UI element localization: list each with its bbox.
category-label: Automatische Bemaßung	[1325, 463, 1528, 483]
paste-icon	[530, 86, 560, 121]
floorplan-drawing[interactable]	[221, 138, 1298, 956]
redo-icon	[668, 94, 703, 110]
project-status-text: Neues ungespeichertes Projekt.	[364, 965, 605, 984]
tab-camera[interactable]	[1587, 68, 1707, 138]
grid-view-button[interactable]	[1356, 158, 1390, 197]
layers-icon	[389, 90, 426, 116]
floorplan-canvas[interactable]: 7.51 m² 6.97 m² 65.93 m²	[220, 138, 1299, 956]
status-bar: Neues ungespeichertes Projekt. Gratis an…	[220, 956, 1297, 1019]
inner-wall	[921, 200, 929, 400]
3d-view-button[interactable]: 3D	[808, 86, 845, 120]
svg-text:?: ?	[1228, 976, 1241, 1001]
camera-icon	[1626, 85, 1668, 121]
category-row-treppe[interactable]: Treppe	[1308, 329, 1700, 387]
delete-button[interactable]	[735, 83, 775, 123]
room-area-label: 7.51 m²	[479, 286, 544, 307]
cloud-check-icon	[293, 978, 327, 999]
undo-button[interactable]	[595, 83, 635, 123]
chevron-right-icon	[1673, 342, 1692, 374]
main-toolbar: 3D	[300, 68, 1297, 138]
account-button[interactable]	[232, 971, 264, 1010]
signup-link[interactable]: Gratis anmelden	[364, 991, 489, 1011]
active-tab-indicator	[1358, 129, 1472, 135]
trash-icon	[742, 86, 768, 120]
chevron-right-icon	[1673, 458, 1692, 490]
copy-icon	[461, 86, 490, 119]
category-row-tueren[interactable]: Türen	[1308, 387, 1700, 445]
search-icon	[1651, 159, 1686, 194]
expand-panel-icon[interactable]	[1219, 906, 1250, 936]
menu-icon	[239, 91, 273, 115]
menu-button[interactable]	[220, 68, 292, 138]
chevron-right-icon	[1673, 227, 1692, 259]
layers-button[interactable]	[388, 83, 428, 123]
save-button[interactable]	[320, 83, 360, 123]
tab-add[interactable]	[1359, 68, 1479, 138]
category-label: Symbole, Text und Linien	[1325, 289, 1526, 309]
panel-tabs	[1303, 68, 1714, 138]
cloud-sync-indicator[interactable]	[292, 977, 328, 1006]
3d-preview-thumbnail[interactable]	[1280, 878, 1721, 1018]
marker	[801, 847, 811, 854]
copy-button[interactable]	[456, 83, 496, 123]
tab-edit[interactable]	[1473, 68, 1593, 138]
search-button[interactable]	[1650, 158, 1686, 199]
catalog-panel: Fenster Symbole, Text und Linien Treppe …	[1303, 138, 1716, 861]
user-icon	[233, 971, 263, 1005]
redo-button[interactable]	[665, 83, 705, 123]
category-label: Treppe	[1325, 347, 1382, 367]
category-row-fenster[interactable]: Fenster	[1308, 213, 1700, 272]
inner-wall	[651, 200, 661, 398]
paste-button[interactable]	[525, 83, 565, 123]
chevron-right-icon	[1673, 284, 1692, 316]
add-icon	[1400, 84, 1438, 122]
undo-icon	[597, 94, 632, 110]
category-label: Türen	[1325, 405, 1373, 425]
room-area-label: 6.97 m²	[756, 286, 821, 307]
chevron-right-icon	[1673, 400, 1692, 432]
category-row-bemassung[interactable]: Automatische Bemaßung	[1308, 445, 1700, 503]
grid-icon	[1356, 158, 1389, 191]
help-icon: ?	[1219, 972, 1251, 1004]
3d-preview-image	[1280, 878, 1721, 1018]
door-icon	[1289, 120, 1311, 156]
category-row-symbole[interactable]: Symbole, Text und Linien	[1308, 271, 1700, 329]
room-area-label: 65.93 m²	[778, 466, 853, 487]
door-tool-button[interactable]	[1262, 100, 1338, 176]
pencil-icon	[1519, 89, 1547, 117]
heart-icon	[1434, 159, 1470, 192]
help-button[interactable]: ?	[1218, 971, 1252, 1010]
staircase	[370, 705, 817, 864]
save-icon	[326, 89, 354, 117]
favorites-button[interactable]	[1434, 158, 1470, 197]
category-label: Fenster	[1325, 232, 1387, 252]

● **Job**
Copy out all of the rows above, word for word and in the same order.

● **Result**
UI element localization: list each with its bbox.
category-label: Automatische Bemaßung	[1325, 463, 1528, 483]
paste-icon	[530, 86, 560, 121]
floorplan-drawing[interactable]	[221, 138, 1298, 956]
redo-icon	[668, 94, 703, 110]
project-status-text: Neues ungespeichertes Projekt.	[364, 965, 605, 984]
tab-camera[interactable]	[1587, 68, 1707, 138]
grid-view-button[interactable]	[1356, 158, 1390, 197]
layers-icon	[389, 90, 426, 116]
floorplan-canvas[interactable]: 7.51 m² 6.97 m² 65.93 m²	[220, 138, 1299, 956]
status-bar: Neues ungespeichertes Projekt. Gratis an…	[220, 956, 1297, 1019]
inner-wall	[921, 200, 929, 400]
3d-view-button[interactable]: 3D	[808, 86, 845, 120]
svg-text:?: ?	[1228, 976, 1241, 1001]
camera-icon	[1626, 85, 1668, 121]
category-row-treppe[interactable]: Treppe	[1308, 329, 1700, 387]
delete-button[interactable]	[735, 83, 775, 123]
room-area-label: 7.51 m²	[479, 286, 544, 307]
cloud-check-icon	[293, 978, 327, 999]
undo-button[interactable]	[595, 83, 635, 123]
chevron-right-icon	[1673, 342, 1692, 374]
main-toolbar: 3D	[300, 68, 1297, 138]
account-button[interactable]	[232, 971, 264, 1010]
signup-link[interactable]: Gratis anmelden	[364, 991, 489, 1011]
active-tab-indicator	[1358, 129, 1472, 135]
trash-icon	[742, 86, 768, 120]
chevron-right-icon	[1673, 458, 1692, 490]
copy-icon	[461, 86, 490, 119]
category-row-tueren[interactable]: Türen	[1308, 387, 1700, 445]
search-icon	[1651, 159, 1686, 194]
expand-panel-icon[interactable]	[1219, 906, 1250, 936]
menu-icon	[239, 91, 273, 115]
menu-button[interactable]	[220, 68, 292, 138]
chevron-right-icon	[1673, 227, 1692, 259]
layers-button[interactable]	[388, 83, 428, 123]
save-button[interactable]	[320, 83, 360, 123]
tab-add[interactable]	[1359, 68, 1479, 138]
category-label: Symbole, Text und Linien	[1325, 289, 1526, 309]
panel-tabs	[1303, 68, 1714, 138]
cloud-sync-indicator[interactable]	[292, 977, 328, 1006]
3d-preview-thumbnail[interactable]	[1280, 878, 1721, 1018]
marker	[801, 847, 811, 854]
copy-button[interactable]	[456, 83, 496, 123]
tab-edit[interactable]	[1473, 68, 1593, 138]
search-button[interactable]	[1650, 158, 1686, 199]
catalog-panel: Fenster Symbole, Text und Linien Treppe …	[1303, 138, 1716, 861]
user-icon	[233, 971, 263, 1005]
redo-button[interactable]	[665, 83, 705, 123]
category-label: Treppe	[1325, 347, 1382, 367]
category-row-fenster[interactable]: Fenster	[1308, 213, 1700, 272]
inner-wall	[651, 200, 661, 398]
paste-button[interactable]	[525, 83, 565, 123]
chevron-right-icon	[1673, 284, 1692, 316]
add-icon	[1400, 84, 1438, 122]
undo-icon	[597, 94, 632, 110]
category-label: Türen	[1325, 405, 1373, 425]
room-area-label: 6.97 m²	[756, 286, 821, 307]
chevron-right-icon	[1673, 400, 1692, 432]
category-row-bemassung[interactable]: Automatische Bemaßung	[1308, 445, 1700, 503]
grid-icon	[1356, 158, 1389, 191]
help-icon: ?	[1219, 972, 1251, 1004]
3d-preview-image	[1280, 878, 1721, 1018]
door-icon	[1289, 120, 1311, 156]
category-row-symbole[interactable]: Symbole, Text und Linien	[1308, 271, 1700, 329]
room-area-label: 65.93 m²	[778, 466, 853, 487]
door-tool-button[interactable]	[1262, 100, 1338, 176]
pencil-icon	[1519, 89, 1547, 117]
heart-icon	[1434, 159, 1470, 192]
help-button[interactable]: ?	[1218, 971, 1252, 1010]
staircase	[370, 705, 817, 864]
save-icon	[326, 89, 354, 117]
favorites-button[interactable]	[1434, 158, 1470, 197]
category-label: Fenster	[1325, 232, 1387, 252]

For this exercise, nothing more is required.